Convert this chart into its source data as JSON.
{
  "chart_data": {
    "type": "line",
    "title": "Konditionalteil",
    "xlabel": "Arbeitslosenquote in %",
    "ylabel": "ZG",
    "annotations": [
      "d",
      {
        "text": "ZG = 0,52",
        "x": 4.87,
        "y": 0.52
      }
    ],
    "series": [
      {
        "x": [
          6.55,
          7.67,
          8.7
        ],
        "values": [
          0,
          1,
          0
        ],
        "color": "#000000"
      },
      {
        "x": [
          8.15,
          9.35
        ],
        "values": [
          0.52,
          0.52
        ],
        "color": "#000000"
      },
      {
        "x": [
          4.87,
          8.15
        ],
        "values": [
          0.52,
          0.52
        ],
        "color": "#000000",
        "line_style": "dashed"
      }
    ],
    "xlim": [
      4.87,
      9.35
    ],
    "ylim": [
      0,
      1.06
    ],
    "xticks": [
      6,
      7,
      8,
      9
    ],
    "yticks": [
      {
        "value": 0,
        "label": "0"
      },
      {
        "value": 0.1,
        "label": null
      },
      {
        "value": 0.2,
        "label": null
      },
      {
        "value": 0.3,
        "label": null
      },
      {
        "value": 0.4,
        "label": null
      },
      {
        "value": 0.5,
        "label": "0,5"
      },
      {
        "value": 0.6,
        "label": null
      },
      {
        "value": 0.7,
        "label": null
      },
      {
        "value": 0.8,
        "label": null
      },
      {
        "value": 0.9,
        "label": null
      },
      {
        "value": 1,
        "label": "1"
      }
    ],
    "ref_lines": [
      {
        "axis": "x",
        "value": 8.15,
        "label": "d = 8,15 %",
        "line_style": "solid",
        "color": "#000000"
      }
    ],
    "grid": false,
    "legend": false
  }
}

Stated task:
From the records above, please extract every line and repeat it exactly.

Right answer:
Convert this chart into its source data as JSON.
{
  "chart_data": {
    "type": "line",
    "title": "Konditionalteil",
    "xlabel": "Arbeitslosenquote in %",
    "ylabel": "ZG",
    "annotations": [
      "d",
      {
        "text": "ZG = 0,52",
        "x": 4.87,
        "y": 0.52
      }
    ],
    "series": [
      {
        "x": [
          6.55,
          7.67,
          8.7
        ],
        "values": [
          0,
          1,
          0
        ],
        "color": "#000000"
      },
      {
        "x": [
          8.15,
          9.35
        ],
        "values": [
          0.52,
          0.52
        ],
        "color": "#000000"
      },
      {
        "x": [
          4.87,
          8.15
        ],
        "values": [
          0.52,
          0.52
        ],
        "color": "#000000",
        "line_style": "dashed"
      }
    ],
    "xlim": [
      4.87,
      9.35
    ],
    "ylim": [
      0,
      1.06
    ],
    "xticks": [
      6,
      7,
      8,
      9
    ],
    "yticks": [
      {
        "value": 0,
        "label": "0"
      },
      {
        "value": 0.1,
        "label": null
      },
      {
        "value": 0.2,
        "label": null
      },
      {
        "value": 0.3,
        "label": null
      },
      {
        "value": 0.4,
        "label": null
      },
      {
        "value": 0.5,
        "label": "0,5"
      },
      {
        "value": 0.6,
        "label": null
      },
      {
        "value": 0.7,
        "label": null
      },
      {
        "value": 0.8,
        "label": null
      },
      {
        "value": 0.9,
        "label": null
      },
      {
        "value": 1,
        "label": "1"
      }
    ],
    "ref_lines": [
      {
        "axis": "x",
        "value": 8.15,
        "label": "d = 8,15 %",
        "line_style": "solid",
        "color": "#000000"
      }
    ],
    "grid": false,
    "legend": false
  }
}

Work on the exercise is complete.